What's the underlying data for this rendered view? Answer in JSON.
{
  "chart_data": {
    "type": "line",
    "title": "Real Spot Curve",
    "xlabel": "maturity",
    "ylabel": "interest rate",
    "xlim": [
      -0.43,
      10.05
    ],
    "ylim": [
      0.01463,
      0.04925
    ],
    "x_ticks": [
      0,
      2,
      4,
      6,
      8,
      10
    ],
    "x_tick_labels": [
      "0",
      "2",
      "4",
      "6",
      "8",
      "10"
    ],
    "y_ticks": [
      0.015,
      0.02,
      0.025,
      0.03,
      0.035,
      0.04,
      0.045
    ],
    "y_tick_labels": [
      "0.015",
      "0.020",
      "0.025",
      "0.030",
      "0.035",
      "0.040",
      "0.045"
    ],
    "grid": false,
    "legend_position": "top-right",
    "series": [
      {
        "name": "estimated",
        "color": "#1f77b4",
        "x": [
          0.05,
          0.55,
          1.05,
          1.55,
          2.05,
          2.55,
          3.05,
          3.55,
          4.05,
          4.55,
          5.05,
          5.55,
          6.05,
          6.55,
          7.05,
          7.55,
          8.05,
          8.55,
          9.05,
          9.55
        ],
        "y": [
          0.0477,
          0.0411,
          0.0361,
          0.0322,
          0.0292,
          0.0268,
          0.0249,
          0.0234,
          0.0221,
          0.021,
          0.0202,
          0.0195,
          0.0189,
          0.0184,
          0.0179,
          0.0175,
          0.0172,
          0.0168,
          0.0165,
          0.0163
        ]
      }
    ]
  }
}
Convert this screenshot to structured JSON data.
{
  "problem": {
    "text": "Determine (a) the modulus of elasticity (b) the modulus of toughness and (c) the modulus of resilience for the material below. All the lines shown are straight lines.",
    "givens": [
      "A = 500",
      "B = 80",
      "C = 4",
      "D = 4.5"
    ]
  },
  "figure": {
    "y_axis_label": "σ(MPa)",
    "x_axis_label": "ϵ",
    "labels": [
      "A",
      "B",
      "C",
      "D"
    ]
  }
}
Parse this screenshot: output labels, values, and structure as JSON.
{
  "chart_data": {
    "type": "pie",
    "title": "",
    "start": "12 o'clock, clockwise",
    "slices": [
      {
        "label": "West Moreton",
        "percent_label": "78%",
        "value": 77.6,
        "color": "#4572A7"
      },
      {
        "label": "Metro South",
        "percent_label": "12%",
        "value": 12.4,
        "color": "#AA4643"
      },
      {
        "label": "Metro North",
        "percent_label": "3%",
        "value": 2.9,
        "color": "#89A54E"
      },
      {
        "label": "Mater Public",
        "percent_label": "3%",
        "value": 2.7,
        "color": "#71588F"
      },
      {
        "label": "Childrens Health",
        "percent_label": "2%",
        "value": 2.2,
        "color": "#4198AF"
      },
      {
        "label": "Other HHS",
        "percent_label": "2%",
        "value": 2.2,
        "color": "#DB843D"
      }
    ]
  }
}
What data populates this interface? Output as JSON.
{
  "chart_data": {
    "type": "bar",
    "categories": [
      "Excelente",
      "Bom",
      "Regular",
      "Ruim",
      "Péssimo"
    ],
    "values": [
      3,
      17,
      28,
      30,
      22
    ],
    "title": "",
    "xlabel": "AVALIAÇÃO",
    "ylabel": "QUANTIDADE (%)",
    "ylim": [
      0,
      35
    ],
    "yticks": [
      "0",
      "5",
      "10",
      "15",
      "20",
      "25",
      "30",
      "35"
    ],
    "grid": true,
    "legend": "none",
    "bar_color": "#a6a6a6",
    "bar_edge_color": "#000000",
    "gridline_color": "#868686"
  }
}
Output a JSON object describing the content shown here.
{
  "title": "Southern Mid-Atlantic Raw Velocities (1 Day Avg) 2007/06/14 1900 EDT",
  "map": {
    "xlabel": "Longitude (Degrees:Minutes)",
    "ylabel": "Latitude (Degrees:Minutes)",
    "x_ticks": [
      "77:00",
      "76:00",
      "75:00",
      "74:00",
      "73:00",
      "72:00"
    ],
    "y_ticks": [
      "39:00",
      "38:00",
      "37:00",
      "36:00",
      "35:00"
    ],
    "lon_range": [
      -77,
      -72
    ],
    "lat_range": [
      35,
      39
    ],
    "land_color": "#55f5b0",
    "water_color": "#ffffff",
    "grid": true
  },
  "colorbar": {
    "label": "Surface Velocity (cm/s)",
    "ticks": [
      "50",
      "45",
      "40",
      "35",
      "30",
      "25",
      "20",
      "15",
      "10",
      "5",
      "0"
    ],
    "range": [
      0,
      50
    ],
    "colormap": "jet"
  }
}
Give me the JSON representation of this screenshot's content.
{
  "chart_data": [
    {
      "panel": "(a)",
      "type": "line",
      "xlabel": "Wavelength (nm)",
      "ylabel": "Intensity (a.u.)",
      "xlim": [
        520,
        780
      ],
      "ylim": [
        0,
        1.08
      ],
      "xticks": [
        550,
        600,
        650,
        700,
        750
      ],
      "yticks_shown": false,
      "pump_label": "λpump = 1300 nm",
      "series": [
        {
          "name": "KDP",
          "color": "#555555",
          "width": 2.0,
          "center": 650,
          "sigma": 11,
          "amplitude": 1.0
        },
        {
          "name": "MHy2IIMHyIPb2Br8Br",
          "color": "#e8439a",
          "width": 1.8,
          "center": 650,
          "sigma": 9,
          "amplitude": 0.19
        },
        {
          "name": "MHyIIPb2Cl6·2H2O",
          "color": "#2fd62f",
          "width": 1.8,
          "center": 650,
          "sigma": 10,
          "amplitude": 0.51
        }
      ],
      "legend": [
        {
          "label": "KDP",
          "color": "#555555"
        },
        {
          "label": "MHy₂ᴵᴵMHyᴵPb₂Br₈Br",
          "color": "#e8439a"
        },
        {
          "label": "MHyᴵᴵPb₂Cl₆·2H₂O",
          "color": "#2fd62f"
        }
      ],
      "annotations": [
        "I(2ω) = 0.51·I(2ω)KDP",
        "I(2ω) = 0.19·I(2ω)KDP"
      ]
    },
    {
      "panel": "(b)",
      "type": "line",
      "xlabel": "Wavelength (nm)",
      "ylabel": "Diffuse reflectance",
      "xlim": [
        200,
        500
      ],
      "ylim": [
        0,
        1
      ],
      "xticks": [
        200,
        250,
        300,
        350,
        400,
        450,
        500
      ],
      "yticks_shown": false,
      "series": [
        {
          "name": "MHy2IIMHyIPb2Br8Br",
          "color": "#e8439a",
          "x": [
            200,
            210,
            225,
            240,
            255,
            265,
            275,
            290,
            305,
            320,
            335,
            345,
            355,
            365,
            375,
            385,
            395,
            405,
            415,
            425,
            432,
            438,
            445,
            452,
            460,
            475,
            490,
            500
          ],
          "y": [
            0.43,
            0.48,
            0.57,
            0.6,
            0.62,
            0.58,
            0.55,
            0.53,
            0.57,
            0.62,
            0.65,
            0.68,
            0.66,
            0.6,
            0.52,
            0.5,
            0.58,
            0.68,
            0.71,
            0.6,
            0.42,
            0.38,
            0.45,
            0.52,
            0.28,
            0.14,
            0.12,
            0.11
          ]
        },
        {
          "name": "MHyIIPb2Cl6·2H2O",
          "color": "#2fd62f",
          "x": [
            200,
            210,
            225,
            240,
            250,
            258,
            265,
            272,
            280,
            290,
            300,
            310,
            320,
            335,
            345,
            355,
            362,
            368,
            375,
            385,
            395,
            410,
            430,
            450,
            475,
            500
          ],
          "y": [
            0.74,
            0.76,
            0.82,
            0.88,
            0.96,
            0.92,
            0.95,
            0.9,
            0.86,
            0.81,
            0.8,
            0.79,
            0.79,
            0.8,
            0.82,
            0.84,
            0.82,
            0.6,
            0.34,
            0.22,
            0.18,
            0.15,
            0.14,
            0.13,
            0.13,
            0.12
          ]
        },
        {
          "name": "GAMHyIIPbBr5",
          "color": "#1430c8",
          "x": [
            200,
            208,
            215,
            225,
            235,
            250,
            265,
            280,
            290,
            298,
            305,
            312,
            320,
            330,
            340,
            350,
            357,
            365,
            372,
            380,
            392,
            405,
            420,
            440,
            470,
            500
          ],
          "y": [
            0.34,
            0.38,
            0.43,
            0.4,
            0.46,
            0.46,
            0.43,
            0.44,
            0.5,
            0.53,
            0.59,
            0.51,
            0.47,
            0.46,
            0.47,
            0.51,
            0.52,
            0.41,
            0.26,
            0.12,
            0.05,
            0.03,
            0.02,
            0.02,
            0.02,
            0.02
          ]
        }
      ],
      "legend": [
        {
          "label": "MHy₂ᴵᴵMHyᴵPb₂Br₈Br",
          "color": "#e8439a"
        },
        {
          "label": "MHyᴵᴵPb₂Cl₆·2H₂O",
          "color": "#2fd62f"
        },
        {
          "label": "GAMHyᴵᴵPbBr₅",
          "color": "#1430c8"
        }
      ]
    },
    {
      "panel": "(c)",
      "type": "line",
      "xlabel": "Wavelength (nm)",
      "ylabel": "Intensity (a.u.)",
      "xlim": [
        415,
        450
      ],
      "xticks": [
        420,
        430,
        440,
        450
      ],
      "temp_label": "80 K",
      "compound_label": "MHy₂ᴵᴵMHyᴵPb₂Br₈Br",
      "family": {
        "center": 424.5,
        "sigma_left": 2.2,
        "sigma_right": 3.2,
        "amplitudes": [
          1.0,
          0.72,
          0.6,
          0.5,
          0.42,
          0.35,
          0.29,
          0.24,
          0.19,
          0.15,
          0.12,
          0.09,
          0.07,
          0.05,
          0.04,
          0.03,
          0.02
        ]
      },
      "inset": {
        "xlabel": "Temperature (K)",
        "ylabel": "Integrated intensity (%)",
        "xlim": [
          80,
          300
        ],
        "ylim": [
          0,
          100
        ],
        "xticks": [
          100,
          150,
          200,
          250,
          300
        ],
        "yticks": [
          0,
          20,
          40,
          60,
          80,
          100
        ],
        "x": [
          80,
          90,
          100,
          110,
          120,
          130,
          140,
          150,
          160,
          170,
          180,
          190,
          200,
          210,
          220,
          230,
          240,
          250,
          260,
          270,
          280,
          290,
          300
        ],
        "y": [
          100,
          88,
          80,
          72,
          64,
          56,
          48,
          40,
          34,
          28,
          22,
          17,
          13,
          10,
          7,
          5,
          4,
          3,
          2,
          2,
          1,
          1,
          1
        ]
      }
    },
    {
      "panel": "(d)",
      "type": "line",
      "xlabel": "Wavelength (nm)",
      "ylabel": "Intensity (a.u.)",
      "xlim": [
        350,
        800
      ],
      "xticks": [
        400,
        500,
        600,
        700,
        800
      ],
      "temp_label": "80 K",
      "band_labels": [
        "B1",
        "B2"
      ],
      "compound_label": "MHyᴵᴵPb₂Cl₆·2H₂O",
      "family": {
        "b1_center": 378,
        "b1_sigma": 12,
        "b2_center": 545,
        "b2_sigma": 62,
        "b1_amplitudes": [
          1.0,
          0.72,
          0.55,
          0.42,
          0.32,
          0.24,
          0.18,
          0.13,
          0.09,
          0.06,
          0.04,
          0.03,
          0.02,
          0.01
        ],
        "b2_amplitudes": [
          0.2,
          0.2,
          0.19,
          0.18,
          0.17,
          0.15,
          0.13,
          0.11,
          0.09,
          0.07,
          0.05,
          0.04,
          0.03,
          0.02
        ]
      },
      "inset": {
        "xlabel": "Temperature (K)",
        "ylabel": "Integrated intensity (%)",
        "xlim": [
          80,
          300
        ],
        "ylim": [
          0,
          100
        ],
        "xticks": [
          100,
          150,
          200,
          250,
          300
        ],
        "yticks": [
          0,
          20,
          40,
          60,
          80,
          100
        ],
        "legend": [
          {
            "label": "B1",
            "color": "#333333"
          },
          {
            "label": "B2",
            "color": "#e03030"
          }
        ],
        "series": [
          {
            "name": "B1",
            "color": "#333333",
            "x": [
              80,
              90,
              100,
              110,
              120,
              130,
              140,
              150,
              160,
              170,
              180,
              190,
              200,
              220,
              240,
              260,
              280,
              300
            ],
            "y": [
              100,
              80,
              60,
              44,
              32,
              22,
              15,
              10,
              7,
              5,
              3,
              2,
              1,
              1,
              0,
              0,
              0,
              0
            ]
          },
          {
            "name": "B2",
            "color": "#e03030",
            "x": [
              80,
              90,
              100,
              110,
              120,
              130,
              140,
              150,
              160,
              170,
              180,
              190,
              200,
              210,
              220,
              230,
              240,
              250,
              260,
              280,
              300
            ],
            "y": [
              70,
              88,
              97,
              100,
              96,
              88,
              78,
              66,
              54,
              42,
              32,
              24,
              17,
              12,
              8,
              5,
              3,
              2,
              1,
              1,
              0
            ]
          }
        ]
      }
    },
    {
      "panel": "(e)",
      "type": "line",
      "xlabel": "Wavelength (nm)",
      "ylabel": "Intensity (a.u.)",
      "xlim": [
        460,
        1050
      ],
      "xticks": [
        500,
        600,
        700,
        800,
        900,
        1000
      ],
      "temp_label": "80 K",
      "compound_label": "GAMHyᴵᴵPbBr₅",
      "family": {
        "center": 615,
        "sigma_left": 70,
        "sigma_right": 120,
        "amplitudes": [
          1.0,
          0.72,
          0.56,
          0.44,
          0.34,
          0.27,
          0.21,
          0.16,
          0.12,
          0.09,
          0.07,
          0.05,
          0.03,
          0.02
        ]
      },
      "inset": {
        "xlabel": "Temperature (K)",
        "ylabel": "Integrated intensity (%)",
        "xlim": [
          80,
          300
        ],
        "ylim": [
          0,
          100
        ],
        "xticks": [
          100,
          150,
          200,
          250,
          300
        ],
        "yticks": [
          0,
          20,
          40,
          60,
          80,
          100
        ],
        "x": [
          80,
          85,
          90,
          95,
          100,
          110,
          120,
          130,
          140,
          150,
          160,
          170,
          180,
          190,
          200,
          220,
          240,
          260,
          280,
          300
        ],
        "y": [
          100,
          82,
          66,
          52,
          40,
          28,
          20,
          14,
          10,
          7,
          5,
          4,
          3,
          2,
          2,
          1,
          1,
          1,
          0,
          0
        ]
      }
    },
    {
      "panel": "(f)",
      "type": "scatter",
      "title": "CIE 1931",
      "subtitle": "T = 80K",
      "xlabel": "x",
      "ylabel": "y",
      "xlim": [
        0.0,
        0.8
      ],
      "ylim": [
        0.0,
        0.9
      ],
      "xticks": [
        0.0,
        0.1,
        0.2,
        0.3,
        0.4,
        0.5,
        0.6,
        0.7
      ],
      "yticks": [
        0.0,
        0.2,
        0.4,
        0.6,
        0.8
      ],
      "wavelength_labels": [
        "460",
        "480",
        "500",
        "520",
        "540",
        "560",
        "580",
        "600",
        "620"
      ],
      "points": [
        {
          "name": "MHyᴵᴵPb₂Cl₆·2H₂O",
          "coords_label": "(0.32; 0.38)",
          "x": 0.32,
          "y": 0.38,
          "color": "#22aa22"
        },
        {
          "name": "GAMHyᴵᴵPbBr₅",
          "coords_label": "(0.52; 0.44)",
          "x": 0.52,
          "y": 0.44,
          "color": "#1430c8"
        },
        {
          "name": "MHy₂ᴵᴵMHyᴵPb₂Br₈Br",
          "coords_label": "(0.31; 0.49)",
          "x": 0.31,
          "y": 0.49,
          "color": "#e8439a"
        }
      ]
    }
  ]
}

→ Exercise goal
Locate all lines holding the word "Degrees", then copy them out.

→ Solution for this problem
    "xlabel": "Longitude (Degrees:Minutes)",
    "ylabel": "Latitude (Degrees:Minutes)",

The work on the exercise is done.